• PROBLEM TO SOLVE: Every entry below must be repeated exactly; skip the pictures.

• RECORDED INFORMATION:
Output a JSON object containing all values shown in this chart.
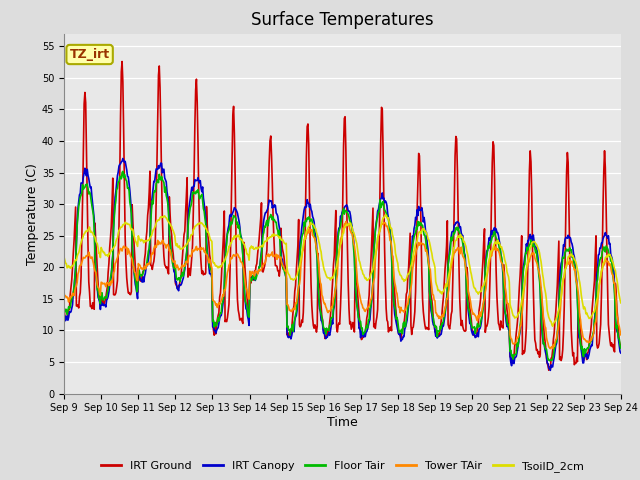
{
  "title": "Surface Temperatures",
  "xlabel": "Time",
  "ylabel": "Temperature (C)",
  "ylim": [
    0,
    57
  ],
  "yticks": [
    0,
    5,
    10,
    15,
    20,
    25,
    30,
    35,
    40,
    45,
    50,
    55
  ],
  "x_tick_labels": [
    "Sep 9",
    "Sep 10",
    "Sep 11",
    "Sep 12",
    "Sep 13",
    "Sep 14",
    "Sep 15",
    "Sep 16",
    "Sep 17",
    "Sep 18",
    "Sep 19",
    "Sep 20",
    "Sep 21",
    "Sep 22",
    "Sep 23",
    "Sep 24"
  ],
  "series": [
    {
      "name": "IRT Ground",
      "color": "#cc0000",
      "lw": 1.2
    },
    {
      "name": "IRT Canopy",
      "color": "#0000cc",
      "lw": 1.2
    },
    {
      "name": "Floor Tair",
      "color": "#00bb00",
      "lw": 1.2
    },
    {
      "name": "Tower TAir",
      "color": "#ff8800",
      "lw": 1.2
    },
    {
      "name": "TsoilD_2cm",
      "color": "#dddd00",
      "lw": 1.2
    }
  ],
  "annotation_text": "TZ_irt",
  "annotation_facecolor": "#ffffaa",
  "annotation_edgecolor": "#aaaa00",
  "annotation_textcolor": "#993300",
  "fig_facecolor": "#dddddd",
  "axes_facecolor": "#e8e8e8",
  "grid_color": "#ffffff",
  "title_fontsize": 12,
  "tick_fontsize": 7,
  "axis_label_fontsize": 9,
  "ground_peaks": [
    48,
    52,
    51,
    49,
    45,
    40,
    43,
    44,
    45,
    38,
    41,
    40,
    39,
    38,
    38
  ],
  "ground_mins": [
    12,
    14,
    18,
    17,
    10,
    18,
    9,
    9,
    9,
    9,
    9,
    9,
    5,
    4,
    6
  ],
  "canopy_peaks": [
    35,
    37,
    36,
    34,
    29,
    30,
    30,
    30,
    31,
    29,
    27,
    26,
    25,
    25,
    25
  ],
  "canopy_mins": [
    12,
    14,
    18,
    17,
    10,
    18,
    9,
    9,
    9,
    9,
    9,
    9,
    5,
    4,
    6
  ],
  "floor_peaks": [
    33,
    35,
    34,
    32,
    28,
    28,
    28,
    29,
    30,
    27,
    26,
    25,
    24,
    23,
    23
  ],
  "floor_mins": [
    13,
    15,
    19,
    18,
    11,
    18,
    10,
    10,
    10,
    10,
    10,
    10,
    6,
    5,
    7
  ],
  "tower_peaks": [
    22,
    23,
    24,
    23,
    22,
    22,
    26,
    27,
    27,
    24,
    23,
    23,
    22,
    21,
    21
  ],
  "tower_mins": [
    15,
    17,
    20,
    20,
    14,
    19,
    13,
    13,
    13,
    13,
    12,
    12,
    8,
    7,
    8
  ],
  "soil_peaks": [
    26,
    27,
    28,
    27,
    25,
    25,
    27,
    27,
    28,
    26,
    25,
    24,
    24,
    22,
    22
  ],
  "soil_mins": [
    20,
    22,
    24,
    23,
    20,
    23,
    18,
    18,
    18,
    18,
    16,
    16,
    12,
    11,
    12
  ]
}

• THE COMPLETED TASK:
Output a JSON object containing all values shown in this chart.
{
  "title": "Surface Temperatures",
  "xlabel": "Time",
  "ylabel": "Temperature (C)",
  "ylim": [
    0,
    57
  ],
  "yticks": [
    0,
    5,
    10,
    15,
    20,
    25,
    30,
    35,
    40,
    45,
    50,
    55
  ],
  "x_tick_labels": [
    "Sep 9",
    "Sep 10",
    "Sep 11",
    "Sep 12",
    "Sep 13",
    "Sep 14",
    "Sep 15",
    "Sep 16",
    "Sep 17",
    "Sep 18",
    "Sep 19",
    "Sep 20",
    "Sep 21",
    "Sep 22",
    "Sep 23",
    "Sep 24"
  ],
  "series": [
    {
      "name": "IRT Ground",
      "color": "#cc0000",
      "lw": 1.2
    },
    {
      "name": "IRT Canopy",
      "color": "#0000cc",
      "lw": 1.2
    },
    {
      "name": "Floor Tair",
      "color": "#00bb00",
      "lw": 1.2
    },
    {
      "name": "Tower TAir",
      "color": "#ff8800",
      "lw": 1.2
    },
    {
      "name": "TsoilD_2cm",
      "color": "#dddd00",
      "lw": 1.2
    }
  ],
  "annotation_text": "TZ_irt",
  "annotation_facecolor": "#ffffaa",
  "annotation_edgecolor": "#aaaa00",
  "annotation_textcolor": "#993300",
  "fig_facecolor": "#dddddd",
  "axes_facecolor": "#e8e8e8",
  "grid_color": "#ffffff",
  "title_fontsize": 12,
  "tick_fontsize": 7,
  "axis_label_fontsize": 9,
  "ground_peaks": [
    48,
    52,
    51,
    49,
    45,
    40,
    43,
    44,
    45,
    38,
    41,
    40,
    39,
    38,
    38
  ],
  "ground_mins": [
    12,
    14,
    18,
    17,
    10,
    18,
    9,
    9,
    9,
    9,
    9,
    9,
    5,
    4,
    6
  ],
  "canopy_peaks": [
    35,
    37,
    36,
    34,
    29,
    30,
    30,
    30,
    31,
    29,
    27,
    26,
    25,
    25,
    25
  ],
  "canopy_mins": [
    12,
    14,
    18,
    17,
    10,
    18,
    9,
    9,
    9,
    9,
    9,
    9,
    5,
    4,
    6
  ],
  "floor_peaks": [
    33,
    35,
    34,
    32,
    28,
    28,
    28,
    29,
    30,
    27,
    26,
    25,
    24,
    23,
    23
  ],
  "floor_mins": [
    13,
    15,
    19,
    18,
    11,
    18,
    10,
    10,
    10,
    10,
    10,
    10,
    6,
    5,
    7
  ],
  "tower_peaks": [
    22,
    23,
    24,
    23,
    22,
    22,
    26,
    27,
    27,
    24,
    23,
    23,
    22,
    21,
    21
  ],
  "tower_mins": [
    15,
    17,
    20,
    20,
    14,
    19,
    13,
    13,
    13,
    13,
    12,
    12,
    8,
    7,
    8
  ],
  "soil_peaks": [
    26,
    27,
    28,
    27,
    25,
    25,
    27,
    27,
    28,
    26,
    25,
    24,
    24,
    22,
    22
  ],
  "soil_mins": [
    20,
    22,
    24,
    23,
    20,
    23,
    18,
    18,
    18,
    18,
    16,
    16,
    12,
    11,
    12
  ]
}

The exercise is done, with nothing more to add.